§ **GIVEN REQUEST**:
List each line of the data that holds the string "ylabel".

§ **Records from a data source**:
+---+

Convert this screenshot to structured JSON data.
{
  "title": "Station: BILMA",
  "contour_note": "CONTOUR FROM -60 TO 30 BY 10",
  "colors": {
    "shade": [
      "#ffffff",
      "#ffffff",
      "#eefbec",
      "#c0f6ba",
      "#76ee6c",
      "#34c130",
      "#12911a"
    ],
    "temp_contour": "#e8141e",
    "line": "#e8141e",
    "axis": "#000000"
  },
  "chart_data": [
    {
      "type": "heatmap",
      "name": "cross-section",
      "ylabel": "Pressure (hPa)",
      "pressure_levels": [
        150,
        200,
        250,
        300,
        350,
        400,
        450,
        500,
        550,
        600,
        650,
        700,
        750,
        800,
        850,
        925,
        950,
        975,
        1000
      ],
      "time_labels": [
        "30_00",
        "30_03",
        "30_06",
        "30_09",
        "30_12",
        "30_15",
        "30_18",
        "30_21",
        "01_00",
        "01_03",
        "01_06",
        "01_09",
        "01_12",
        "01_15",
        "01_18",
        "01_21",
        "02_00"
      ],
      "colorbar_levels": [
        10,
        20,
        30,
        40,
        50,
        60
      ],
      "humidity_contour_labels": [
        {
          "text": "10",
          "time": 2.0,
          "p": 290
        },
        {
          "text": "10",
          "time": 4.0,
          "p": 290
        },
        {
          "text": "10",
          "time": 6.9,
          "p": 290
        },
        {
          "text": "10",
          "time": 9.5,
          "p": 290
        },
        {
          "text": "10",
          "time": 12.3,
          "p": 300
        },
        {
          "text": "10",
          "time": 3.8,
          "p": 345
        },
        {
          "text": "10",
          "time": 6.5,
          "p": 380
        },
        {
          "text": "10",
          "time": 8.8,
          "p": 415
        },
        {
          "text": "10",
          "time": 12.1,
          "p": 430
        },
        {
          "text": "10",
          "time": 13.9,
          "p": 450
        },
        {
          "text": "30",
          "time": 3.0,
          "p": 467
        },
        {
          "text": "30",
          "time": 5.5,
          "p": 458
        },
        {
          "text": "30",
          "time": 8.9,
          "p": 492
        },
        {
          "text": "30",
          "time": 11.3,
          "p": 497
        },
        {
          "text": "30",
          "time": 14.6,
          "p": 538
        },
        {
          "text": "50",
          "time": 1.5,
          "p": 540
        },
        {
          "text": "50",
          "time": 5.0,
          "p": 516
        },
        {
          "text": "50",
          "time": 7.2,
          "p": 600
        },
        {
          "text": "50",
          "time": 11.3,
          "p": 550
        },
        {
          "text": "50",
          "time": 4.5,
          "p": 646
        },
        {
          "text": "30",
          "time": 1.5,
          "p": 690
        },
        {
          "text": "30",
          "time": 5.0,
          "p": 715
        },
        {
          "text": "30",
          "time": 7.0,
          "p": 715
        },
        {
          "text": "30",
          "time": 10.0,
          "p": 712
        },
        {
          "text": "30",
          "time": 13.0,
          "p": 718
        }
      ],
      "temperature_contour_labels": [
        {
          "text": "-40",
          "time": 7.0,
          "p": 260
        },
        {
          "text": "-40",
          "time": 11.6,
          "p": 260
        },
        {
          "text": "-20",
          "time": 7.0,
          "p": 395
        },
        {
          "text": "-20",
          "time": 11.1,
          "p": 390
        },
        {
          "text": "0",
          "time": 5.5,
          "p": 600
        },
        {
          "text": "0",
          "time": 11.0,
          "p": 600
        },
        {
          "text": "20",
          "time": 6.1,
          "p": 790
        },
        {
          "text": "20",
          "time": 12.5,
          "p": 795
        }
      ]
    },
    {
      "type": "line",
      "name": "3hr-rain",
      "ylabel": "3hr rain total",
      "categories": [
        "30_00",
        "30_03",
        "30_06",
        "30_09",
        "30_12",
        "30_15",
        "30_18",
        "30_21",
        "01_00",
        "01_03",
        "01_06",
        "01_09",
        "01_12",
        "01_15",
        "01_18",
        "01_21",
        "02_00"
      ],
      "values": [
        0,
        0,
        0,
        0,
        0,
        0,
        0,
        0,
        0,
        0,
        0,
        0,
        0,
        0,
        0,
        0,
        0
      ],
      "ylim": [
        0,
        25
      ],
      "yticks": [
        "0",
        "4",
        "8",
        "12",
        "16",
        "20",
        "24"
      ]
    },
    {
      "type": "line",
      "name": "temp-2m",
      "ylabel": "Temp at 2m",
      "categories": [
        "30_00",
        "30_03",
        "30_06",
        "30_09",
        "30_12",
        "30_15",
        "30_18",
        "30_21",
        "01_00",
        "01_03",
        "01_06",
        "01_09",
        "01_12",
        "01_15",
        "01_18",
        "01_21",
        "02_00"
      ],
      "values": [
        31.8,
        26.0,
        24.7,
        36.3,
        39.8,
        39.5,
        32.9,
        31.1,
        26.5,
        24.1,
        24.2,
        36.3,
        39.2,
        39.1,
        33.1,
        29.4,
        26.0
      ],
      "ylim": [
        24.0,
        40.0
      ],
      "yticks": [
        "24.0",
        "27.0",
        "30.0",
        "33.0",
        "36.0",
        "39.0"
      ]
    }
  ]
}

+---+

§ **RESPONSE BELOW**:
      "ylabel": "Pressure (hPa)",
      "ylabel": "3hr rain total",
      "ylabel": "Temp at 2m",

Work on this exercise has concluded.